-- BEGIN Data to use --

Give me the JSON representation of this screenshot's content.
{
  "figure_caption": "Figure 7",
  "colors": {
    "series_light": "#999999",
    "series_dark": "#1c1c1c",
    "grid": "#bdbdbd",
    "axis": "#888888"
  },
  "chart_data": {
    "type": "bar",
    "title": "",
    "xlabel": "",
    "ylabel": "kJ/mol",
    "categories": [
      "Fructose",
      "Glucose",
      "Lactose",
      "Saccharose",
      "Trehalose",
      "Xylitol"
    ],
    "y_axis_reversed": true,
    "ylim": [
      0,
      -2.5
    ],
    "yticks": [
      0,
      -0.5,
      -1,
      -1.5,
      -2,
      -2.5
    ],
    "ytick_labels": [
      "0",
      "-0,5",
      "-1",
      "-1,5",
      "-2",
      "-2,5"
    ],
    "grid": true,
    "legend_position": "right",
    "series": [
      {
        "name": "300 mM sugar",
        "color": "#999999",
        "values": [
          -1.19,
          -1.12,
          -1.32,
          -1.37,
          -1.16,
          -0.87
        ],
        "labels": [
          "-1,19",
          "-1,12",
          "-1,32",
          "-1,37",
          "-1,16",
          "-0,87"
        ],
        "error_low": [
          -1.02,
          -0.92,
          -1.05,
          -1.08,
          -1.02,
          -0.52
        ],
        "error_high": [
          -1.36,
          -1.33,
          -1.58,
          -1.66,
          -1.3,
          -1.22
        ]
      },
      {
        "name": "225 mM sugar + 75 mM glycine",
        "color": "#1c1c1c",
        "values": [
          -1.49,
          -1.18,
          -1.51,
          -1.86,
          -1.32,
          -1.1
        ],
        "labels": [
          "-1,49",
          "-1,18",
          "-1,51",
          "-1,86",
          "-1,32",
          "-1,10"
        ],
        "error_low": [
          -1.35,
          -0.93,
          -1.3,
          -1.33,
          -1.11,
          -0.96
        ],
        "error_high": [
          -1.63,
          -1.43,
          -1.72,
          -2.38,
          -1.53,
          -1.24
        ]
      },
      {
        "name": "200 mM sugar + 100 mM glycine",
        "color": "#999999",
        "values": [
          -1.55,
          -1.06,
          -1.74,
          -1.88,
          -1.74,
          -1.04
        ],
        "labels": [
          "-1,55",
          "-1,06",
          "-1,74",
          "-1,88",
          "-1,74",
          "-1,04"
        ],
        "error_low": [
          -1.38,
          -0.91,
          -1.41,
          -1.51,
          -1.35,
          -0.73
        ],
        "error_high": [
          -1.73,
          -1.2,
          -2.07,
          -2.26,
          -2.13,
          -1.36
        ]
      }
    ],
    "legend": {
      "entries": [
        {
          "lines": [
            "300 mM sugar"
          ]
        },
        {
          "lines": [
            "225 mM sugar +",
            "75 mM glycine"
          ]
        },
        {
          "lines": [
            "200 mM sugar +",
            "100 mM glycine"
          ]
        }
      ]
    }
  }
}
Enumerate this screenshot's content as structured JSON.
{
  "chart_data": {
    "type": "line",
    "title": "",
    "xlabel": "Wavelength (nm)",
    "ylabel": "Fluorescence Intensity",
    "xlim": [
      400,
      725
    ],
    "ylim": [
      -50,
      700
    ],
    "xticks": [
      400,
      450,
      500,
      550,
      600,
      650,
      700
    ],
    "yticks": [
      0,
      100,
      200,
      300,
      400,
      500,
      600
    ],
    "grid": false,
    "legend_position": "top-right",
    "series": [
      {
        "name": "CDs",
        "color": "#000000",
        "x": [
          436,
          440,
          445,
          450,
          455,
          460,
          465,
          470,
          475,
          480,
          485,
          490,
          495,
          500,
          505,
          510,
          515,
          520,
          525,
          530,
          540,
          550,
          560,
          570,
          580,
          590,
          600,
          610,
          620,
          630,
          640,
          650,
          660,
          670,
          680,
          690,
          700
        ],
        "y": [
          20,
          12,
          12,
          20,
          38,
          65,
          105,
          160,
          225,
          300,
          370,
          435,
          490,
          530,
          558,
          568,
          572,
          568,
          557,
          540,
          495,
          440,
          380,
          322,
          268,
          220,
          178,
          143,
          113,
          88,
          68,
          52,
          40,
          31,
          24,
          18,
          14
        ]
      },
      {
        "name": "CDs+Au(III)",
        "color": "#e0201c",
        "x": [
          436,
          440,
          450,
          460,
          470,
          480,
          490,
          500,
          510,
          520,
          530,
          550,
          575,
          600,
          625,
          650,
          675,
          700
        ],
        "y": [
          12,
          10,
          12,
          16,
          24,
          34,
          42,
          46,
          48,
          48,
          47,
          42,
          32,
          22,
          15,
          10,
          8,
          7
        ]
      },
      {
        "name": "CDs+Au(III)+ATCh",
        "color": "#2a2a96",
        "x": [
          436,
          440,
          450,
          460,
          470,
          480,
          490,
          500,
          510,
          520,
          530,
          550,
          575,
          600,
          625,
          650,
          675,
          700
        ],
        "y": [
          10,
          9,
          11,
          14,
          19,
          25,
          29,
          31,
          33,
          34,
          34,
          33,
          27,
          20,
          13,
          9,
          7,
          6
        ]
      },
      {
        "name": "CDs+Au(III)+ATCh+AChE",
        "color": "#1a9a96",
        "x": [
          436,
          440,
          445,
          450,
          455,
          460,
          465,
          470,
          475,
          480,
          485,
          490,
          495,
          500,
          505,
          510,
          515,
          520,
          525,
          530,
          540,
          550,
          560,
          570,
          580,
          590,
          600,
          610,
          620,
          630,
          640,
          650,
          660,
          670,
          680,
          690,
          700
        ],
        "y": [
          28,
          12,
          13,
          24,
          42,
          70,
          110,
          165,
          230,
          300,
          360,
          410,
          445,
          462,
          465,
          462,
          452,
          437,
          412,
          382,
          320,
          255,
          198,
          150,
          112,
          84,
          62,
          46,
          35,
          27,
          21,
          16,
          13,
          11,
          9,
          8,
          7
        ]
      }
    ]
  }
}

-- END Data to use --

[Short task] Copy down the whole of the data above, matching it exactly.

[Solution below]
Give me the JSON representation of this screenshot's content.
{
  "figure_caption": "Figure 7",
  "colors": {
    "series_light": "#999999",
    "series_dark": "#1c1c1c",
    "grid": "#bdbdbd",
    "axis": "#888888"
  },
  "chart_data": {
    "type": "bar",
    "title": "",
    "xlabel": "",
    "ylabel": "kJ/mol",
    "categories": [
      "Fructose",
      "Glucose",
      "Lactose",
      "Saccharose",
      "Trehalose",
      "Xylitol"
    ],
    "y_axis_reversed": true,
    "ylim": [
      0,
      -2.5
    ],
    "yticks": [
      0,
      -0.5,
      -1,
      -1.5,
      -2,
      -2.5
    ],
    "ytick_labels": [
      "0",
      "-0,5",
      "-1",
      "-1,5",
      "-2",
      "-2,5"
    ],
    "grid": true,
    "legend_position": "right",
    "series": [
      {
        "name": "300 mM sugar",
        "color": "#999999",
        "values": [
          -1.19,
          -1.12,
          -1.32,
          -1.37,
          -1.16,
          -0.87
        ],
        "labels": [
          "-1,19",
          "-1,12",
          "-1,32",
          "-1,37",
          "-1,16",
          "-0,87"
        ],
        "error_low": [
          -1.02,
          -0.92,
          -1.05,
          -1.08,
          -1.02,
          -0.52
        ],
        "error_high": [
          -1.36,
          -1.33,
          -1.58,
          -1.66,
          -1.3,
          -1.22
        ]
      },
      {
        "name": "225 mM sugar + 75 mM glycine",
        "color": "#1c1c1c",
        "values": [
          -1.49,
          -1.18,
          -1.51,
          -1.86,
          -1.32,
          -1.1
        ],
        "labels": [
          "-1,49",
          "-1,18",
          "-1,51",
          "-1,86",
          "-1,32",
          "-1,10"
        ],
        "error_low": [
          -1.35,
          -0.93,
          -1.3,
          -1.33,
          -1.11,
          -0.96
        ],
        "error_high": [
          -1.63,
          -1.43,
          -1.72,
          -2.38,
          -1.53,
          -1.24
        ]
      },
      {
        "name": "200 mM sugar + 100 mM glycine",
        "color": "#999999",
        "values": [
          -1.55,
          -1.06,
          -1.74,
          -1.88,
          -1.74,
          -1.04
        ],
        "labels": [
          "-1,55",
          "-1,06",
          "-1,74",
          "-1,88",
          "-1,74",
          "-1,04"
        ],
        "error_low": [
          -1.38,
          -0.91,
          -1.41,
          -1.51,
          -1.35,
          -0.73
        ],
        "error_high": [
          -1.73,
          -1.2,
          -2.07,
          -2.26,
          -2.13,
          -1.36
        ]
      }
    ],
    "legend": {
      "entries": [
        {
          "lines": [
            "300 mM sugar"
          ]
        },
        {
          "lines": [
            "225 mM sugar +",
            "75 mM glycine"
          ]
        },
        {
          "lines": [
            "200 mM sugar +",
            "100 mM glycine"
          ]
        }
      ]
    }
  }
}
Enumerate this screenshot's content as structured JSON.
{
  "chart_data": {
    "type": "line",
    "title": "",
    "xlabel": "Wavelength (nm)",
    "ylabel": "Fluorescence Intensity",
    "xlim": [
      400,
      725
    ],
    "ylim": [
      -50,
      700
    ],
    "xticks": [
      400,
      450,
      500,
      550,
      600,
      650,
      700
    ],
    "yticks": [
      0,
      100,
      200,
      300,
      400,
      500,
      600
    ],
    "grid": false,
    "legend_position": "top-right",
    "series": [
      {
        "name": "CDs",
        "color": "#000000",
        "x": [
          436,
          440,
          445,
          450,
          455,
          460,
          465,
          470,
          475,
          480,
          485,
          490,
          495,
          500,
          505,
          510,
          515,
          520,
          525,
          530,
          540,
          550,
          560,
          570,
          580,
          590,
          600,
          610,
          620,
          630,
          640,
          650,
          660,
          670,
          680,
          690,
          700
        ],
        "y": [
          20,
          12,
          12,
          20,
          38,
          65,
          105,
          160,
          225,
          300,
          370,
          435,
          490,
          530,
          558,
          568,
          572,
          568,
          557,
          540,
          495,
          440,
          380,
          322,
          268,
          220,
          178,
          143,
          113,
          88,
          68,
          52,
          40,
          31,
          24,
          18,
          14
        ]
      },
      {
        "name": "CDs+Au(III)",
        "color": "#e0201c",
        "x": [
          436,
          440,
          450,
          460,
          470,
          480,
          490,
          500,
          510,
          520,
          530,
          550,
          575,
          600,
          625,
          650,
          675,
          700
        ],
        "y": [
          12,
          10,
          12,
          16,
          24,
          34,
          42,
          46,
          48,
          48,
          47,
          42,
          32,
          22,
          15,
          10,
          8,
          7
        ]
      },
      {
        "name": "CDs+Au(III)+ATCh",
        "color": "#2a2a96",
        "x": [
          436,
          440,
          450,
          460,
          470,
          480,
          490,
          500,
          510,
          520,
          530,
          550,
          575,
          600,
          625,
          650,
          675,
          700
        ],
        "y": [
          10,
          9,
          11,
          14,
          19,
          25,
          29,
          31,
          33,
          34,
          34,
          33,
          27,
          20,
          13,
          9,
          7,
          6
        ]
      },
      {
        "name": "CDs+Au(III)+ATCh+AChE",
        "color": "#1a9a96",
        "x": [
          436,
          440,
          445,
          450,
          455,
          460,
          465,
          470,
          475,
          480,
          485,
          490,
          495,
          500,
          505,
          510,
          515,
          520,
          525,
          530,
          540,
          550,
          560,
          570,
          580,
          590,
          600,
          610,
          620,
          630,
          640,
          650,
          660,
          670,
          680,
          690,
          700
        ],
        "y": [
          28,
          12,
          13,
          24,
          42,
          70,
          110,
          165,
          230,
          300,
          360,
          410,
          445,
          462,
          465,
          462,
          452,
          437,
          412,
          382,
          320,
          255,
          198,
          150,
          112,
          84,
          62,
          46,
          35,
          27,
          21,
          16,
          13,
          11,
          9,
          8,
          7
        ]
      }
    ]
  }
}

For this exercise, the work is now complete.